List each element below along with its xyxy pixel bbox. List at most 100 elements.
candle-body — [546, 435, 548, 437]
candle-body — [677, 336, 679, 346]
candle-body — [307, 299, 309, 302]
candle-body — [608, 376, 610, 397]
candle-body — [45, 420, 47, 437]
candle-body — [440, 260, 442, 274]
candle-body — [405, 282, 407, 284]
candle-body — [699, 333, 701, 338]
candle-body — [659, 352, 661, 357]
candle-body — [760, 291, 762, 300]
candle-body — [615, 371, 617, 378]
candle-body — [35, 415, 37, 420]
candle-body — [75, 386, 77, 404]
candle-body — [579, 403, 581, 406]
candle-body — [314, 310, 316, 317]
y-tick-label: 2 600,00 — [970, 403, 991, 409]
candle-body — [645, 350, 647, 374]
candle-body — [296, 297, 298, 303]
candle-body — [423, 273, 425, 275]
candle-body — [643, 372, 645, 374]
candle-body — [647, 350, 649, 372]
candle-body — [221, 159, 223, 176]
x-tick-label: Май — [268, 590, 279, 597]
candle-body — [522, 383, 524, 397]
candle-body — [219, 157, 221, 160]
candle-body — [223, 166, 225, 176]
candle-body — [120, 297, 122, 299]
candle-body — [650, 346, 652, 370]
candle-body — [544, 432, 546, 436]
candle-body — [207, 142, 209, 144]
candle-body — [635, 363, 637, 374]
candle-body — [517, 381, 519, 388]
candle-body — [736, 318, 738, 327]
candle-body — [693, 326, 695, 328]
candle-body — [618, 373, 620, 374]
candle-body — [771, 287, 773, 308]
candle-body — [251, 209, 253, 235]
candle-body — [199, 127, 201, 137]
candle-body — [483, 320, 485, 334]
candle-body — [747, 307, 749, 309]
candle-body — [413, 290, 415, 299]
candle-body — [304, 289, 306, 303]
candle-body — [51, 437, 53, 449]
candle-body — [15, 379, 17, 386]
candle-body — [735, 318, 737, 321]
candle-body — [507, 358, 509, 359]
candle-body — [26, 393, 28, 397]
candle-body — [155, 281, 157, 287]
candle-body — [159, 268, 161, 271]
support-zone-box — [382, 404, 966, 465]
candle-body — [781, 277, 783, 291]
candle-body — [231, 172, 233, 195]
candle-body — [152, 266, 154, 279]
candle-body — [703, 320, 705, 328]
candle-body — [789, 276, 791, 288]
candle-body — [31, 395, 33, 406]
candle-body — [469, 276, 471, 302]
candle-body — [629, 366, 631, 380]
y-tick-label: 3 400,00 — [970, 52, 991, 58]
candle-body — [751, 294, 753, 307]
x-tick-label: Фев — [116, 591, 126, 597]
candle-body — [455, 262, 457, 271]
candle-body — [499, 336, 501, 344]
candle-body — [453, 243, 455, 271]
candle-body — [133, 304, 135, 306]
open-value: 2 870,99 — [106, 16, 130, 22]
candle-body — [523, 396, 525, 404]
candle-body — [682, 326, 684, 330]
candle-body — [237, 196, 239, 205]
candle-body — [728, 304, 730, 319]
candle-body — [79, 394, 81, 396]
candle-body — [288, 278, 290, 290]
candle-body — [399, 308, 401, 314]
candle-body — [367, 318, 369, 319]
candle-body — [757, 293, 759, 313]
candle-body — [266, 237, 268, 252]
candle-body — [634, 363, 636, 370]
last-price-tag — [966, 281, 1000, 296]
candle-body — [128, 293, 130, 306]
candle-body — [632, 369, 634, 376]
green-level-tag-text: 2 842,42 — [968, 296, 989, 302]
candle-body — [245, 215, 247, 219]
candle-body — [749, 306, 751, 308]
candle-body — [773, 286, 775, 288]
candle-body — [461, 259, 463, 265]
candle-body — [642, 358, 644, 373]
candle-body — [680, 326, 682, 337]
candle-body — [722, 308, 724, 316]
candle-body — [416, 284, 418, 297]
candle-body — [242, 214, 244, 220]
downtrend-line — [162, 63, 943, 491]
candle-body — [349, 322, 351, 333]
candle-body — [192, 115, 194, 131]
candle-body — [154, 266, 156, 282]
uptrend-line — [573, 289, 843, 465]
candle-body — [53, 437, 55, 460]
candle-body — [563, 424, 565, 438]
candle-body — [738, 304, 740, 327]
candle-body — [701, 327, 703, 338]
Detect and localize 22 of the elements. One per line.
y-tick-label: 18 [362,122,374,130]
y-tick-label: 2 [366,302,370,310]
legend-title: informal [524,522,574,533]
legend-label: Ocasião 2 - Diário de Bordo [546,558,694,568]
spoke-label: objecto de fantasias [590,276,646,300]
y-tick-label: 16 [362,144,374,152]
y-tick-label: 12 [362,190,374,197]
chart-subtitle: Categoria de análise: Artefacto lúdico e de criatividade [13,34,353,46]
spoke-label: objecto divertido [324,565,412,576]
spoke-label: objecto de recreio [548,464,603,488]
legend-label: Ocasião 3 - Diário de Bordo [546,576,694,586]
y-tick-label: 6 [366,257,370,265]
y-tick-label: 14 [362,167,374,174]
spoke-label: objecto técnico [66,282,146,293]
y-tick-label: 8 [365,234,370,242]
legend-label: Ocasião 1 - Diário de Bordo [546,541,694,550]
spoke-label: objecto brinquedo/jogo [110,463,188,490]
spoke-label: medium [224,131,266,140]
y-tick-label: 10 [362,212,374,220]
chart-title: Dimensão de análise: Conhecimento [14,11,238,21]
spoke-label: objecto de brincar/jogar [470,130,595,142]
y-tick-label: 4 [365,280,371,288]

=====

• Task details:
List every line in the items above that contains the string "spoke". Case counts.

• Result of this exercise:
spoke-label: objecto de fantasias [590,276,646,300]
spoke-label: objecto divertido [324,565,412,576]
spoke-label: objecto de recreio [548,464,603,488]
spoke-label: objecto técnico [66,282,146,293]
spoke-label: objecto brinquedo/jogo [110,463,188,490]
spoke-label: medium [224,131,266,140]
spoke-label: objecto de brincar/jogar [470,130,595,142]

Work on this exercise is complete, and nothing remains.